- Work instructions -
Nothing in the data is to be left out; copy it exactly.

**********

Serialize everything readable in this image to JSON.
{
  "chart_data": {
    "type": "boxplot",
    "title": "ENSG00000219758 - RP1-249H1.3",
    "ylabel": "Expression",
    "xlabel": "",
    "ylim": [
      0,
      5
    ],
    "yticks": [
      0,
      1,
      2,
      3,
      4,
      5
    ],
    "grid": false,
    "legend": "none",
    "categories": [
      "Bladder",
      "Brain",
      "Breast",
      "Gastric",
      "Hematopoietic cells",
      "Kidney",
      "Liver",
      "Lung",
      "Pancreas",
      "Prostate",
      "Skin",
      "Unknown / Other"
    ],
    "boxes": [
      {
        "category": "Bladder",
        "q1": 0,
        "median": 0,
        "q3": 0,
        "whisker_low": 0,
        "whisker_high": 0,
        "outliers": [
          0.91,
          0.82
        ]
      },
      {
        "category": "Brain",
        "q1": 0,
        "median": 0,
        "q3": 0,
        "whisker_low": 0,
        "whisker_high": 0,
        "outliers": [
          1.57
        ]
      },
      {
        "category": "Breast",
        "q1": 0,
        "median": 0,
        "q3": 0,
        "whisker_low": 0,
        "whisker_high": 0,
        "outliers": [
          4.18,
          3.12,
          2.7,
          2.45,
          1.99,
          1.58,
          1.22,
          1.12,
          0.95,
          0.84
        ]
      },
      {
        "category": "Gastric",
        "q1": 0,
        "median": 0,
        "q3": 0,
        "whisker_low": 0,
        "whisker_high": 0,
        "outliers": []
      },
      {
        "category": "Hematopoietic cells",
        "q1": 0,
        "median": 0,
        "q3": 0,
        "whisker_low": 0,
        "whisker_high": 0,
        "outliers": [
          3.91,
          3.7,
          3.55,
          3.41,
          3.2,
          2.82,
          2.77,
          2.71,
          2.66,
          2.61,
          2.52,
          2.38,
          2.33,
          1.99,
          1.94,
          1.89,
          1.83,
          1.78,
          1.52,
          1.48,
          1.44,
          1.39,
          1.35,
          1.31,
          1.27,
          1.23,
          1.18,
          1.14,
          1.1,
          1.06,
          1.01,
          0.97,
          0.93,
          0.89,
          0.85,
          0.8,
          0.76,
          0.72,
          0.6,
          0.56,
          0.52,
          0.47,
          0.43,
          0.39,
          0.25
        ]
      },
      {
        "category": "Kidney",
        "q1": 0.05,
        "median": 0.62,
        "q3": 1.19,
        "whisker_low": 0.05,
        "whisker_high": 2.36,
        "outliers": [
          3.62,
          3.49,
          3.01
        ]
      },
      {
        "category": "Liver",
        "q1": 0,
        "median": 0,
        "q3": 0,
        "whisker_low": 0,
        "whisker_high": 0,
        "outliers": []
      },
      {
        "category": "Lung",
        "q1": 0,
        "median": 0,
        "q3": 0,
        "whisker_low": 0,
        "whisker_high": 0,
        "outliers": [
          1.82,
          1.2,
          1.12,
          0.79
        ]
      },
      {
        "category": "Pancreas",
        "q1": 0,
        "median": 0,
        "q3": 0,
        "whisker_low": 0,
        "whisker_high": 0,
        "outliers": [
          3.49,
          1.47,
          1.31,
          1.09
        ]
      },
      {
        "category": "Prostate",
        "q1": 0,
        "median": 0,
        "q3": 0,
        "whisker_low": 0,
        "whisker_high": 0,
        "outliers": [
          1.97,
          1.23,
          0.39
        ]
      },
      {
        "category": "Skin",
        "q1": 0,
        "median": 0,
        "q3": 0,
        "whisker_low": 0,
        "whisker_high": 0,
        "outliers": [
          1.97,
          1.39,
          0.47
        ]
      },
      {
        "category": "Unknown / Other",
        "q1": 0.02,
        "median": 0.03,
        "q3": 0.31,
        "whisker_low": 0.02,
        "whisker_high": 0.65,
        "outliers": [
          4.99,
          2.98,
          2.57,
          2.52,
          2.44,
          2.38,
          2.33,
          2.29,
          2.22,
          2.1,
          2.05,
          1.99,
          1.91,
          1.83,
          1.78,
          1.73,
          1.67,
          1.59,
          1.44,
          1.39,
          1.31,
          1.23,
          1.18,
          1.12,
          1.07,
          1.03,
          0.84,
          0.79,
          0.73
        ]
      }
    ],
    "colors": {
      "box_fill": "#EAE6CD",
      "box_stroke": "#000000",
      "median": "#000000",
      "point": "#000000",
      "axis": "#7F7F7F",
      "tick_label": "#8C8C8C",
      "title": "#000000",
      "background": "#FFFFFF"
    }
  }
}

**********

- Expected output -
Serialize everything readable in this image to JSON.
{
  "chart_data": {
    "type": "boxplot",
    "title": "ENSG00000219758 - RP1-249H1.3",
    "ylabel": "Expression",
    "xlabel": "",
    "ylim": [
      0,
      5
    ],
    "yticks": [
      0,
      1,
      2,
      3,
      4,
      5
    ],
    "grid": false,
    "legend": "none",
    "categories": [
      "Bladder",
      "Brain",
      "Breast",
      "Gastric",
      "Hematopoietic cells",
      "Kidney",
      "Liver",
      "Lung",
      "Pancreas",
      "Prostate",
      "Skin",
      "Unknown / Other"
    ],
    "boxes": [
      {
        "category": "Bladder",
        "q1": 0,
        "median": 0,
        "q3": 0,
        "whisker_low": 0,
        "whisker_high": 0,
        "outliers": [
          0.91,
          0.82
        ]
      },
      {
        "category": "Brain",
        "q1": 0,
        "median": 0,
        "q3": 0,
        "whisker_low": 0,
        "whisker_high": 0,
        "outliers": [
          1.57
        ]
      },
      {
        "category": "Breast",
        "q1": 0,
        "median": 0,
        "q3": 0,
        "whisker_low": 0,
        "whisker_high": 0,
        "outliers": [
          4.18,
          3.12,
          2.7,
          2.45,
          1.99,
          1.58,
          1.22,
          1.12,
          0.95,
          0.84
        ]
      },
      {
        "category": "Gastric",
        "q1": 0,
        "median": 0,
        "q3": 0,
        "whisker_low": 0,
        "whisker_high": 0,
        "outliers": []
      },
      {
        "category": "Hematopoietic cells",
        "q1": 0,
        "median": 0,
        "q3": 0,
        "whisker_low": 0,
        "whisker_high": 0,
        "outliers": [
          3.91,
          3.7,
          3.55,
          3.41,
          3.2,
          2.82,
          2.77,
          2.71,
          2.66,
          2.61,
          2.52,
          2.38,
          2.33,
          1.99,
          1.94,
          1.89,
          1.83,
          1.78,
          1.52,
          1.48,
          1.44,
          1.39,
          1.35,
          1.31,
          1.27,
          1.23,
          1.18,
          1.14,
          1.1,
          1.06,
          1.01,
          0.97,
          0.93,
          0.89,
          0.85,
          0.8,
          0.76,
          0.72,
          0.6,
          0.56,
          0.52,
          0.47,
          0.43,
          0.39,
          0.25
        ]
      },
      {
        "category": "Kidney",
        "q1": 0.05,
        "median": 0.62,
        "q3": 1.19,
        "whisker_low": 0.05,
        "whisker_high": 2.36,
        "outliers": [
          3.62,
          3.49,
          3.01
        ]
      },
      {
        "category": "Liver",
        "q1": 0,
        "median": 0,
        "q3": 0,
        "whisker_low": 0,
        "whisker_high": 0,
        "outliers": []
      },
      {
        "category": "Lung",
        "q1": 0,
        "median": 0,
        "q3": 0,
        "whisker_low": 0,
        "whisker_high": 0,
        "outliers": [
          1.82,
          1.2,
          1.12,
          0.79
        ]
      },
      {
        "category": "Pancreas",
        "q1": 0,
        "median": 0,
        "q3": 0,
        "whisker_low": 0,
        "whisker_high": 0,
        "outliers": [
          3.49,
          1.47,
          1.31,
          1.09
        ]
      },
      {
        "category": "Prostate",
        "q1": 0,
        "median": 0,
        "q3": 0,
        "whisker_low": 0,
        "whisker_high": 0,
        "outliers": [
          1.97,
          1.23,
          0.39
        ]
      },
      {
        "category": "Skin",
        "q1": 0,
        "median": 0,
        "q3": 0,
        "whisker_low": 0,
        "whisker_high": 0,
        "outliers": [
          1.97,
          1.39,
          0.47
        ]
      },
      {
        "category": "Unknown / Other",
        "q1": 0.02,
        "median": 0.03,
        "q3": 0.31,
        "whisker_low": 0.02,
        "whisker_high": 0.65,
        "outliers": [
          4.99,
          2.98,
          2.57,
          2.52,
          2.44,
          2.38,
          2.33,
          2.29,
          2.22,
          2.1,
          2.05,
          1.99,
          1.91,
          1.83,
          1.78,
          1.73,
          1.67,
          1.59,
          1.44,
          1.39,
          1.31,
          1.23,
          1.18,
          1.12,
          1.07,
          1.03,
          0.84,
          0.79,
          0.73
        ]
      }
    ],
    "colors": {
      "box_fill": "#EAE6CD",
      "box_stroke": "#000000",
      "median": "#000000",
      "point": "#000000",
      "axis": "#7F7F7F",
      "tick_label": "#8C8C8C",
      "title": "#000000",
      "background": "#FFFFFF"
    }
  }
}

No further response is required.